» THE TASK: Spot every line with the word "type" and return it.

» RECORDS TO PROCESS:

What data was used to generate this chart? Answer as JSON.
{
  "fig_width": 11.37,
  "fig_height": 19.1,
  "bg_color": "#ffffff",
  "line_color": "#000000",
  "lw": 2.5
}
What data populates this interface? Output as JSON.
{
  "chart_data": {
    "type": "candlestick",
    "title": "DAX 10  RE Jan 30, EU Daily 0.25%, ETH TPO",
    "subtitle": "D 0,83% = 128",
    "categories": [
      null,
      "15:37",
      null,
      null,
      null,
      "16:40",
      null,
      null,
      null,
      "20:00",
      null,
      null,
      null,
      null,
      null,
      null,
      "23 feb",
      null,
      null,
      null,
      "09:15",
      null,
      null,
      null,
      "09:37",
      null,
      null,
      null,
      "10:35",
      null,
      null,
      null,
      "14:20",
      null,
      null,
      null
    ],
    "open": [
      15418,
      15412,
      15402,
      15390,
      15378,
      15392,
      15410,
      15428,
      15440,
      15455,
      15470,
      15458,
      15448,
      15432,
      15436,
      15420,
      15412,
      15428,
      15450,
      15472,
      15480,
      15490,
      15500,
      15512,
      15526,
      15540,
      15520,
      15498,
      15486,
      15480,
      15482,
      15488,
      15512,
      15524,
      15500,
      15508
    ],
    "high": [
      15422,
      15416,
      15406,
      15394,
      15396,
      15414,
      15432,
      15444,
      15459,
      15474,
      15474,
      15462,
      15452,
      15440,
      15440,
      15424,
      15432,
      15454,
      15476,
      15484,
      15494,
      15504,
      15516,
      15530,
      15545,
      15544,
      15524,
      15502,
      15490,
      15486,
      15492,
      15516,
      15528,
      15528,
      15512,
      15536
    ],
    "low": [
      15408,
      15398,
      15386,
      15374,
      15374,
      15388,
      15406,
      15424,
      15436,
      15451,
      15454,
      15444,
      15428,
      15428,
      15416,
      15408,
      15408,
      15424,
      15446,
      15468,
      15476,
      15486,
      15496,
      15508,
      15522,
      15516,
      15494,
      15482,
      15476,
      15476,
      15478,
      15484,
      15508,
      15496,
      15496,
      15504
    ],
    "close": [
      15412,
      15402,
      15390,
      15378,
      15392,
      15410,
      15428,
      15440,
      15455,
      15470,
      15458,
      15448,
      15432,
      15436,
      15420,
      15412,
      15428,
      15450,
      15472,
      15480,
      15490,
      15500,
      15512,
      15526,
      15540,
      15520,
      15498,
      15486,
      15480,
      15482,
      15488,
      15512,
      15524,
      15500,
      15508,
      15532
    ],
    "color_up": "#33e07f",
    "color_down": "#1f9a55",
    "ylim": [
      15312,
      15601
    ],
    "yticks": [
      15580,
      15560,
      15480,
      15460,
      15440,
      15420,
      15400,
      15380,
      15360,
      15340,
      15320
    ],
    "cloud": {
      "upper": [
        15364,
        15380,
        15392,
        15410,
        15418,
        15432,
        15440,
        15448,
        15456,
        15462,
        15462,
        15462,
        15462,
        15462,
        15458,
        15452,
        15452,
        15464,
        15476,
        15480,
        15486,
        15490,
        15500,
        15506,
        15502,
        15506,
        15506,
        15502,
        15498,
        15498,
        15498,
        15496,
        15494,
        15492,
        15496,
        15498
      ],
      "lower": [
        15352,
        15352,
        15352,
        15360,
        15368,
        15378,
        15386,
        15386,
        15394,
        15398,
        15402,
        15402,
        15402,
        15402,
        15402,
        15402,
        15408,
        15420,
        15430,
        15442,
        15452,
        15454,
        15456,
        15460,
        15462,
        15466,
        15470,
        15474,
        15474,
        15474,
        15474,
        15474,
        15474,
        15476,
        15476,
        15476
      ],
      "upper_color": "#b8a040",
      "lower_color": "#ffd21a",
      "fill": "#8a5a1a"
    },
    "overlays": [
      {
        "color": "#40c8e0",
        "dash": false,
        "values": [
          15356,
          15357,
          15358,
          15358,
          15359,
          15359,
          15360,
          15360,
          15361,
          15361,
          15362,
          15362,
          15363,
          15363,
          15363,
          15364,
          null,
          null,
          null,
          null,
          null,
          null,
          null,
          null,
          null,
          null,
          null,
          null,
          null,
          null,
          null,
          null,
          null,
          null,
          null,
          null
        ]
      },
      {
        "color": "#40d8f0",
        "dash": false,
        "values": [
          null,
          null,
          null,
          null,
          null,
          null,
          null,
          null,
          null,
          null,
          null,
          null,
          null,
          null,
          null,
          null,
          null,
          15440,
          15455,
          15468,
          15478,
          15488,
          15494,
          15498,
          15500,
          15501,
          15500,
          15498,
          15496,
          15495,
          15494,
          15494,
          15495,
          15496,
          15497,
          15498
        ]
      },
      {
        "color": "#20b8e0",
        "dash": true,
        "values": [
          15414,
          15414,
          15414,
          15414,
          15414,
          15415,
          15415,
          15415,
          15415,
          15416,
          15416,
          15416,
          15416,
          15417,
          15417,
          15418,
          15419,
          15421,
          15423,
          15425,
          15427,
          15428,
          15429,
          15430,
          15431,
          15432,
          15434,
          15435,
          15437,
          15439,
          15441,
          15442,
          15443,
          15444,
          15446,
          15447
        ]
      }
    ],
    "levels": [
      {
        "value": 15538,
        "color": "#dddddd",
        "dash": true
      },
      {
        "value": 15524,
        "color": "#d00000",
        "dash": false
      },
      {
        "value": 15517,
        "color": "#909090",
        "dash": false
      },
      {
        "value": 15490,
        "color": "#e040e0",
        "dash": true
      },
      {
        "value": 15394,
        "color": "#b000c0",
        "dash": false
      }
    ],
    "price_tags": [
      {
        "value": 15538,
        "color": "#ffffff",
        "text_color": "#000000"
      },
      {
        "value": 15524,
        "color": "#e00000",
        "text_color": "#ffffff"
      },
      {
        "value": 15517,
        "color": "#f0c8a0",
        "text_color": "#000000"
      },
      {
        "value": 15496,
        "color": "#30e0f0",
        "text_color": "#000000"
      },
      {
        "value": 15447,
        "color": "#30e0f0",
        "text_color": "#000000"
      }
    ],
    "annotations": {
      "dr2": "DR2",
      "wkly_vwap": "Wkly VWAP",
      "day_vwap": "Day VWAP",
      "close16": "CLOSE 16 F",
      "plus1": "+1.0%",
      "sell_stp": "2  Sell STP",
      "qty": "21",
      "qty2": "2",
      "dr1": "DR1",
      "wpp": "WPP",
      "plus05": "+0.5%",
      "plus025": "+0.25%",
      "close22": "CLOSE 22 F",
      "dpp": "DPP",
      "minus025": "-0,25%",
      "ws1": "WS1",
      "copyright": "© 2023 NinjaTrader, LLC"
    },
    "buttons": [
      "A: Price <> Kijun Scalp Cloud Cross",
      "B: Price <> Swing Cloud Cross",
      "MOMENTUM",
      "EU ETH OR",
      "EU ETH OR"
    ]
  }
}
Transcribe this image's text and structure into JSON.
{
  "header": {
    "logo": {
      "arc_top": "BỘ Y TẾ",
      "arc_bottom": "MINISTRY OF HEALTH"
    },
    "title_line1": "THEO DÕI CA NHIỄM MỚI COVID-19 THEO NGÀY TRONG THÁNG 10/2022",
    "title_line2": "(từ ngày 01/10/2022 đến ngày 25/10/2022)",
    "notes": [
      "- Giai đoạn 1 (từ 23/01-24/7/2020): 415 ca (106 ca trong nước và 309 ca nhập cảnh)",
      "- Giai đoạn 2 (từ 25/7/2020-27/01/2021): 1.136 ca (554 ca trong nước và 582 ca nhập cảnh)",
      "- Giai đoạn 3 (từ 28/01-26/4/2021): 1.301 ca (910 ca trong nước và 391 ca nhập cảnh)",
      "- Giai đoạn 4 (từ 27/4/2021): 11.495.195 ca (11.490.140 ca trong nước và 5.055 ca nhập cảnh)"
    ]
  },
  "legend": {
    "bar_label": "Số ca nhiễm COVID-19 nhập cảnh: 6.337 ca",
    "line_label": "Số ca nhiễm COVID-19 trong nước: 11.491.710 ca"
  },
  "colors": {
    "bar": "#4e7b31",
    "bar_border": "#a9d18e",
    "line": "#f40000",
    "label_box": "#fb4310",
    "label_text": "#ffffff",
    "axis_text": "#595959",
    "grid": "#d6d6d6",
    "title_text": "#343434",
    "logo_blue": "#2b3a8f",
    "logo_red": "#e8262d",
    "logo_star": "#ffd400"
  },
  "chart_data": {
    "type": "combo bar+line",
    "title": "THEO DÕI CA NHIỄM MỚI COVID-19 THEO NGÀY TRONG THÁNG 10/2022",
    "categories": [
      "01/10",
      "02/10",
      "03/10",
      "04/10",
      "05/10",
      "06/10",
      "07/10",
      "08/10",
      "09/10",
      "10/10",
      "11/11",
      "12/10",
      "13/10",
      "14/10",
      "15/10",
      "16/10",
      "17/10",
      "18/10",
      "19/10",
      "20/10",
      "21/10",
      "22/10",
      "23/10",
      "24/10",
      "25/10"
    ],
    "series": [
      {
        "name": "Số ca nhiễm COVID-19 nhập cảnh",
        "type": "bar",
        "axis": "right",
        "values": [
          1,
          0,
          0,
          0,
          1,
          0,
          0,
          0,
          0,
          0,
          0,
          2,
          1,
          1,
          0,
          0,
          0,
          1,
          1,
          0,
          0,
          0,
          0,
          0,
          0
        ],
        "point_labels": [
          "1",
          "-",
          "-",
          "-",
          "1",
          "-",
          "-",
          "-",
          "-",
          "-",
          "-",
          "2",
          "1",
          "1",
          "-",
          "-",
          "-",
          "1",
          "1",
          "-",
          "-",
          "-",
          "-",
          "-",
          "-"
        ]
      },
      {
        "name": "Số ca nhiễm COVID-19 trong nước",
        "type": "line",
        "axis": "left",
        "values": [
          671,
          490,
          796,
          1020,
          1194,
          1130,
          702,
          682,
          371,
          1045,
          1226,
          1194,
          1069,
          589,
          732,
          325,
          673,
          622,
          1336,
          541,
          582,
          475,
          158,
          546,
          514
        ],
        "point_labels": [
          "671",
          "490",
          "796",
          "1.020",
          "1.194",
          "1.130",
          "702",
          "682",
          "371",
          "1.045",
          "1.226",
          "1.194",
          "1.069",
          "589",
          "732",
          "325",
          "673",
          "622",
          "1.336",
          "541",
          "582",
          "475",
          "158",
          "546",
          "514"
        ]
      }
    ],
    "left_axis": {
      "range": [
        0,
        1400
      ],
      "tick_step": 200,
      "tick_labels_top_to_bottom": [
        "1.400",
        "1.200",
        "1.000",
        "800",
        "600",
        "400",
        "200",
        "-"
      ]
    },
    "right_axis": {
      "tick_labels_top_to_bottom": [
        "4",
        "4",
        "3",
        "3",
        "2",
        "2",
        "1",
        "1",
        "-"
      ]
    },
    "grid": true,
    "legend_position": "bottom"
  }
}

» REPLY TO THE TASK:
    "type": "candlestick",
    "type": "combo bar+line",
        "type": "bar",
        "type": "line",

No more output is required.